■ Written problem: Collect all lines from the records below that include the word "icon".

■ Data supplied:
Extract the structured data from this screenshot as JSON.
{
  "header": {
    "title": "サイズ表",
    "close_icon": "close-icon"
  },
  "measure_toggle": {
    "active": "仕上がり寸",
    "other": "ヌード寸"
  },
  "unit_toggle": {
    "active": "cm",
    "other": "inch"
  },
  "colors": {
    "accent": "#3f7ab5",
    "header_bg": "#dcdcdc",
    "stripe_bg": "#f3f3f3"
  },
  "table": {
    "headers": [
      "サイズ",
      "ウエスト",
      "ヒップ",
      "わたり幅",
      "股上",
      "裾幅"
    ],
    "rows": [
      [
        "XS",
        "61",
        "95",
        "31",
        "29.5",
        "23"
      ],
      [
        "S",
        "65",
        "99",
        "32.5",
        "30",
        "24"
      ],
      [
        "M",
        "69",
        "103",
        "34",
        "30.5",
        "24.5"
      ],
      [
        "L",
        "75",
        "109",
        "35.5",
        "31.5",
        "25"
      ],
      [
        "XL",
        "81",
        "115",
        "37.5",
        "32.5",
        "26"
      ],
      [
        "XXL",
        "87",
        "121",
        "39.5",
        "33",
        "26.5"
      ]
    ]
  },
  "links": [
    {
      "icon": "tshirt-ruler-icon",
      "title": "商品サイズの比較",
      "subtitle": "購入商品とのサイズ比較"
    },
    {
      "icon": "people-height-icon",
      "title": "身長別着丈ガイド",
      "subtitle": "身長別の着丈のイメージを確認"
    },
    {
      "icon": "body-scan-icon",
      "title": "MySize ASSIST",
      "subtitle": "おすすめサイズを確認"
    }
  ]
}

■ Written answer:
    "close_icon": "close-icon"
      "icon": "tshirt-ruler-icon",
      "icon": "people-height-icon",
      "icon": "body-scan-icon",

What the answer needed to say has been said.